### Goal
Could every line of the data be printed exactly as it reads?

### Records to use
◆ ◆ ◆ ◆

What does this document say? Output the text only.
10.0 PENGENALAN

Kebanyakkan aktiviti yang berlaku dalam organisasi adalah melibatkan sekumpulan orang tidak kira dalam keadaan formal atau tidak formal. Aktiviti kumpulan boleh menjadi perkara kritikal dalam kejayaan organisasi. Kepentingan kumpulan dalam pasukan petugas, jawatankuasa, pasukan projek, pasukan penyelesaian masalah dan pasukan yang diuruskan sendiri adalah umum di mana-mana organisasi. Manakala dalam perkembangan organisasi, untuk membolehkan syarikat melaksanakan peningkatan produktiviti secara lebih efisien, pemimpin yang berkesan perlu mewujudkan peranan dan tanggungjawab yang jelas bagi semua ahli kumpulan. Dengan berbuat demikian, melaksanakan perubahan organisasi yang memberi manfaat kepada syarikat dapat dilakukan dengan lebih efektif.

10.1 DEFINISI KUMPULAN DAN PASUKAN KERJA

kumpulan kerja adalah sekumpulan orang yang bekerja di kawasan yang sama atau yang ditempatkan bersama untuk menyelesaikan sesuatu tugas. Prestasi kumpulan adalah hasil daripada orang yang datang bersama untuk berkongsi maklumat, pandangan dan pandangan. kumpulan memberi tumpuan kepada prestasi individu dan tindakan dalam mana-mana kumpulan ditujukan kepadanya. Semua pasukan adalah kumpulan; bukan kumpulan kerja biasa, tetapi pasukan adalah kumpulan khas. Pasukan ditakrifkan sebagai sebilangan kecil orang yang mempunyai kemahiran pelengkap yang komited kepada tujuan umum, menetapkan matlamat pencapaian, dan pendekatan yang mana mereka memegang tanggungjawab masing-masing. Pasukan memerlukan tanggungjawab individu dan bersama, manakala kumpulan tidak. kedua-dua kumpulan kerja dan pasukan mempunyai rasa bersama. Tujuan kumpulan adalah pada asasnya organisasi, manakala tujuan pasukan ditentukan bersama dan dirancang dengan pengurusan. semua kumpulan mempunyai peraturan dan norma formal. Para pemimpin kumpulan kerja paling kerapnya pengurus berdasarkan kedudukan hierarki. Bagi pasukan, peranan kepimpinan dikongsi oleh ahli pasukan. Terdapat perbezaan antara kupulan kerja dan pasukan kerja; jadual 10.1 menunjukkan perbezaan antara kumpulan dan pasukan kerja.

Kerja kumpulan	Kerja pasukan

◆ ◆ ◆ ◆

### Solution to this problem
What does this document say? Output the text only.
10.0 PENGENALAN

Kebanyakkan aktiviti yang berlaku dalam organisasi adalah melibatkan sekumpulan orang tidak kira dalam keadaan formal atau tidak formal. Aktiviti kumpulan boleh menjadi perkara kritikal dalam kejayaan organisasi. Kepentingan kumpulan dalam pasukan petugas, jawatankuasa, pasukan projek, pasukan penyelesaian masalah dan pasukan yang diuruskan sendiri adalah umum di mana-mana organisasi. Manakala dalam perkembangan organisasi, untuk membolehkan syarikat melaksanakan peningkatan produktiviti secara lebih efisien, pemimpin yang berkesan perlu mewujudkan peranan dan tanggungjawab yang jelas bagi semua ahli kumpulan. Dengan berbuat demikian, melaksanakan perubahan organisasi yang memberi manfaat kepada syarikat dapat dilakukan dengan lebih efektif.

10.1 DEFINISI KUMPULAN DAN PASUKAN KERJA

kumpulan kerja adalah sekumpulan orang yang bekerja di kawasan yang sama atau yang ditempatkan bersama untuk menyelesaikan sesuatu tugas. Prestasi kumpulan adalah hasil daripada orang yang datang bersama untuk berkongsi maklumat, pandangan dan pandangan. kumpulan memberi tumpuan kepada prestasi individu dan tindakan dalam mana-mana kumpulan ditujukan kepadanya. Semua pasukan adalah kumpulan; bukan kumpulan kerja biasa, tetapi pasukan adalah kumpulan khas. Pasukan ditakrifkan sebagai sebilangan kecil orang yang mempunyai kemahiran pelengkap yang komited kepada tujuan umum, menetapkan matlamat pencapaian, dan pendekatan yang mana mereka memegang tanggungjawab masing-masing. Pasukan memerlukan tanggungjawab individu dan bersama, manakala kumpulan tidak. kedua-dua kumpulan kerja dan pasukan mempunyai rasa bersama. Tujuan kumpulan adalah pada asasnya organisasi, manakala tujuan pasukan ditentukan bersama dan dirancang dengan pengurusan. semua kumpulan mempunyai peraturan dan norma formal. Para pemimpin kumpulan kerja paling kerapnya pengurus berdasarkan kedudukan hierarki. Bagi pasukan, peranan kepimpinan dikongsi oleh ahli pasukan. Terdapat perbezaan antara kupulan kerja dan pasukan kerja; jadual 10.1 menunjukkan perbezaan antara kumpulan dan pasukan kerja.

Kerja kumpulan	Kerja pasukan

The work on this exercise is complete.